◆ CHALLENGE ◆
Copy out each line that has "Total" in it.

◆ Dataset listings of figures ◆
# # # # #

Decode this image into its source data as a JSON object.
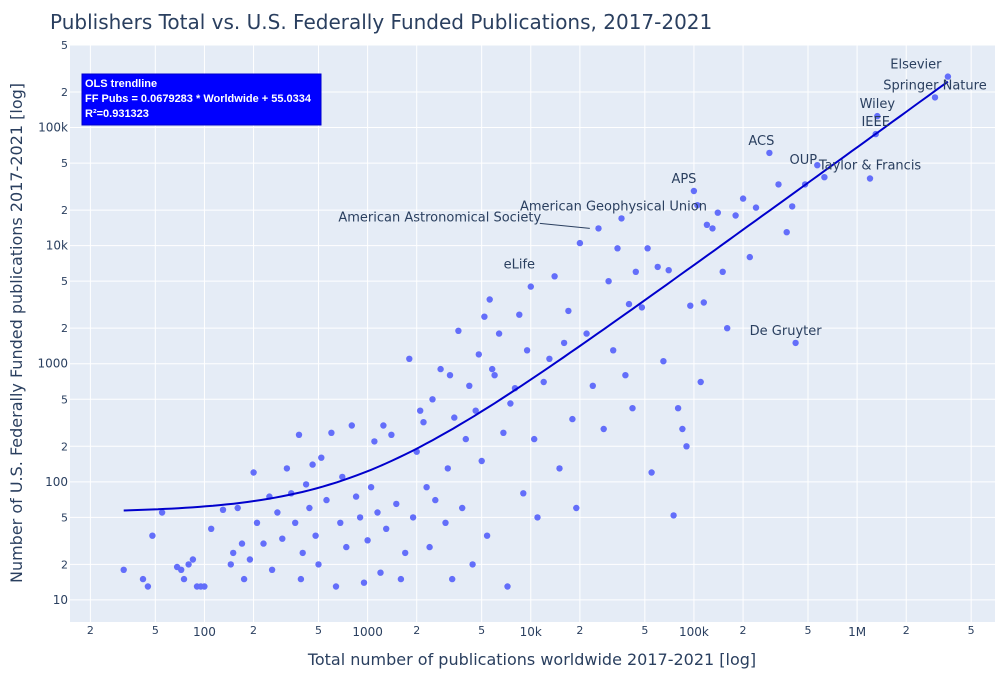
{
  "chart_data": {
    "type": "scatter",
    "title": "Publishers Total vs. U.S. Federally Funded Publications, 2017-2021",
    "xlabel": "Total number of publications worldwide 2017-2021 [log]",
    "ylabel": "Number of U.S. Federally Funded publications 2017-2021 [log]",
    "x_scale": "log",
    "y_scale": "log",
    "xlim": [
      15,
      7000000
    ],
    "ylim": [
      6.5,
      500000
    ],
    "grid": true,
    "x_ticks": [
      {
        "v": 20,
        "t": "2"
      },
      {
        "v": 50,
        "t": "5"
      },
      {
        "v": 100,
        "t": "100"
      },
      {
        "v": 200,
        "t": "2"
      },
      {
        "v": 500,
        "t": "5"
      },
      {
        "v": 1000,
        "t": "1000"
      },
      {
        "v": 2000,
        "t": "2"
      },
      {
        "v": 5000,
        "t": "5"
      },
      {
        "v": 10000,
        "t": "10k"
      },
      {
        "v": 20000,
        "t": "2"
      },
      {
        "v": 50000,
        "t": "5"
      },
      {
        "v": 100000,
        "t": "100k"
      },
      {
        "v": 200000,
        "t": "2"
      },
      {
        "v": 500000,
        "t": "5"
      },
      {
        "v": 1000000,
        "t": "1M"
      },
      {
        "v": 2000000,
        "t": "2"
      },
      {
        "v": 5000000,
        "t": "5"
      }
    ],
    "y_ticks": [
      {
        "v": 10,
        "t": "10"
      },
      {
        "v": 20,
        "t": "2"
      },
      {
        "v": 50,
        "t": "5"
      },
      {
        "v": 100,
        "t": "100"
      },
      {
        "v": 200,
        "t": "2"
      },
      {
        "v": 500,
        "t": "5"
      },
      {
        "v": 1000,
        "t": "1000"
      },
      {
        "v": 2000,
        "t": "2"
      },
      {
        "v": 5000,
        "t": "5"
      },
      {
        "v": 10000,
        "t": "10k"
      },
      {
        "v": 20000,
        "t": "2"
      },
      {
        "v": 50000,
        "t": "5"
      },
      {
        "v": 100000,
        "t": "100k"
      },
      {
        "v": 200000,
        "t": "2"
      },
      {
        "v": 500000,
        "t": "5"
      }
    ],
    "trendline": {
      "slope": 0.0679283,
      "intercept": 55.0334,
      "label_lines": [
        "OLS trendline",
        "FF Pubs = 0.0679283 * Worldwide + 55.0334",
        "R²=0.931323"
      ],
      "color": "#0000cc"
    },
    "marker_color": "#636efa",
    "background": "#e5ecf6",
    "annotated_points": [
      {
        "label": "Elsevier",
        "x": 3600000,
        "y": 270000
      },
      {
        "label": "Springer Nature",
        "x": 3000000,
        "y": 180000
      },
      {
        "label": "Wiley",
        "x": 1330000,
        "y": 125000
      },
      {
        "label": "IEEE",
        "x": 1300000,
        "y": 88000
      },
      {
        "label": "ACS",
        "x": 290000,
        "y": 61000
      },
      {
        "label": "OUP",
        "x": 570000,
        "y": 48000
      },
      {
        "label": "Taylor & Francis",
        "x": 1200000,
        "y": 37000
      },
      {
        "label": "APS",
        "x": 100000,
        "y": 29000
      },
      {
        "label": "American Geophysical Union",
        "x": 37000,
        "y": 17000
      },
      {
        "label": "American Astronomical Society",
        "x": 23000,
        "y": 14000
      },
      {
        "label": "eLife",
        "x": 9800,
        "y": 5500
      },
      {
        "label": "De Gruyter",
        "x": 420000,
        "y": 1500
      }
    ],
    "points": [
      [
        32,
        18
      ],
      [
        42,
        15
      ],
      [
        45,
        13
      ],
      [
        48,
        35
      ],
      [
        55,
        55
      ],
      [
        68,
        19
      ],
      [
        72,
        18
      ],
      [
        75,
        15
      ],
      [
        80,
        20
      ],
      [
        85,
        22
      ],
      [
        90,
        13
      ],
      [
        95,
        13
      ],
      [
        100,
        13
      ],
      [
        110,
        40
      ],
      [
        130,
        58
      ],
      [
        145,
        20
      ],
      [
        150,
        25
      ],
      [
        160,
        60
      ],
      [
        170,
        30
      ],
      [
        175,
        15
      ],
      [
        190,
        22
      ],
      [
        200,
        120
      ],
      [
        210,
        45
      ],
      [
        230,
        30
      ],
      [
        250,
        75
      ],
      [
        260,
        18
      ],
      [
        280,
        55
      ],
      [
        300,
        33
      ],
      [
        320,
        130
      ],
      [
        340,
        80
      ],
      [
        360,
        45
      ],
      [
        380,
        250
      ],
      [
        390,
        15
      ],
      [
        400,
        25
      ],
      [
        420,
        95
      ],
      [
        440,
        60
      ],
      [
        460,
        140
      ],
      [
        480,
        35
      ],
      [
        500,
        20
      ],
      [
        520,
        160
      ],
      [
        560,
        70
      ],
      [
        600,
        260
      ],
      [
        640,
        13
      ],
      [
        680,
        45
      ],
      [
        700,
        110
      ],
      [
        740,
        28
      ],
      [
        800,
        300
      ],
      [
        850,
        75
      ],
      [
        900,
        50
      ],
      [
        950,
        14
      ],
      [
        1000,
        32
      ],
      [
        1050,
        90
      ],
      [
        1100,
        220
      ],
      [
        1150,
        55
      ],
      [
        1200,
        17
      ],
      [
        1250,
        300
      ],
      [
        1300,
        40
      ],
      [
        1400,
        250
      ],
      [
        1500,
        65
      ],
      [
        1600,
        15
      ],
      [
        1700,
        25
      ],
      [
        1800,
        1100
      ],
      [
        1900,
        50
      ],
      [
        2000,
        180
      ],
      [
        2100,
        400
      ],
      [
        2200,
        320
      ],
      [
        2300,
        90
      ],
      [
        2400,
        28
      ],
      [
        2500,
        500
      ],
      [
        2600,
        70
      ],
      [
        2800,
        900
      ],
      [
        3000,
        45
      ],
      [
        3100,
        130
      ],
      [
        3200,
        800
      ],
      [
        3300,
        15
      ],
      [
        3400,
        350
      ],
      [
        3600,
        1900
      ],
      [
        3800,
        60
      ],
      [
        4000,
        230
      ],
      [
        4200,
        650
      ],
      [
        4400,
        20
      ],
      [
        4600,
        400
      ],
      [
        4800,
        1200
      ],
      [
        5000,
        150
      ],
      [
        5200,
        2500
      ],
      [
        5400,
        35
      ],
      [
        5600,
        3500
      ],
      [
        5800,
        900
      ],
      [
        6000,
        800
      ],
      [
        6400,
        1800
      ],
      [
        6800,
        260
      ],
      [
        7200,
        13
      ],
      [
        7500,
        460
      ],
      [
        8000,
        620
      ],
      [
        8500,
        2600
      ],
      [
        9000,
        80
      ],
      [
        9500,
        1300
      ],
      [
        10000,
        4500
      ],
      [
        10500,
        230
      ],
      [
        11000,
        50
      ],
      [
        12000,
        700
      ],
      [
        13000,
        1100
      ],
      [
        14000,
        5500
      ],
      [
        15000,
        130
      ],
      [
        16000,
        1500
      ],
      [
        17000,
        2800
      ],
      [
        18000,
        340
      ],
      [
        19000,
        60
      ],
      [
        20000,
        10500
      ],
      [
        22000,
        1800
      ],
      [
        24000,
        650
      ],
      [
        26000,
        14000
      ],
      [
        28000,
        280
      ],
      [
        30000,
        5000
      ],
      [
        32000,
        1300
      ],
      [
        34000,
        9500
      ],
      [
        36000,
        17000
      ],
      [
        38000,
        800
      ],
      [
        40000,
        3200
      ],
      [
        42000,
        420
      ],
      [
        44000,
        6000
      ],
      [
        48000,
        3000
      ],
      [
        52000,
        9500
      ],
      [
        55000,
        120
      ],
      [
        60000,
        6600
      ],
      [
        65000,
        1050
      ],
      [
        70000,
        6200
      ],
      [
        75000,
        52
      ],
      [
        80000,
        420
      ],
      [
        85000,
        280
      ],
      [
        90000,
        200
      ],
      [
        95000,
        3100
      ],
      [
        100000,
        29000
      ],
      [
        105000,
        22000
      ],
      [
        110000,
        700
      ],
      [
        115000,
        3300
      ],
      [
        120000,
        15000
      ],
      [
        130000,
        14000
      ],
      [
        140000,
        19000
      ],
      [
        150000,
        6000
      ],
      [
        160000,
        2000
      ],
      [
        180000,
        18000
      ],
      [
        200000,
        25000
      ],
      [
        220000,
        8000
      ],
      [
        240000,
        21000
      ],
      [
        290000,
        61000
      ],
      [
        330000,
        33000
      ],
      [
        370000,
        13000
      ],
      [
        400000,
        21500
      ],
      [
        420000,
        1500
      ],
      [
        480000,
        33000
      ],
      [
        570000,
        48000
      ],
      [
        630000,
        38000
      ],
      [
        1200000,
        37000
      ],
      [
        1300000,
        88000
      ],
      [
        1330000,
        125000
      ],
      [
        3000000,
        180000
      ],
      [
        3600000,
        270000
      ]
    ]
  }
}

# # # # #

◆ TASK RESULT ◆
    "title": "Publishers Total vs. U.S. Federally Funded Publications, 2017-2021",
    "xlabel": "Total number of publications worldwide 2017-2021 [log]",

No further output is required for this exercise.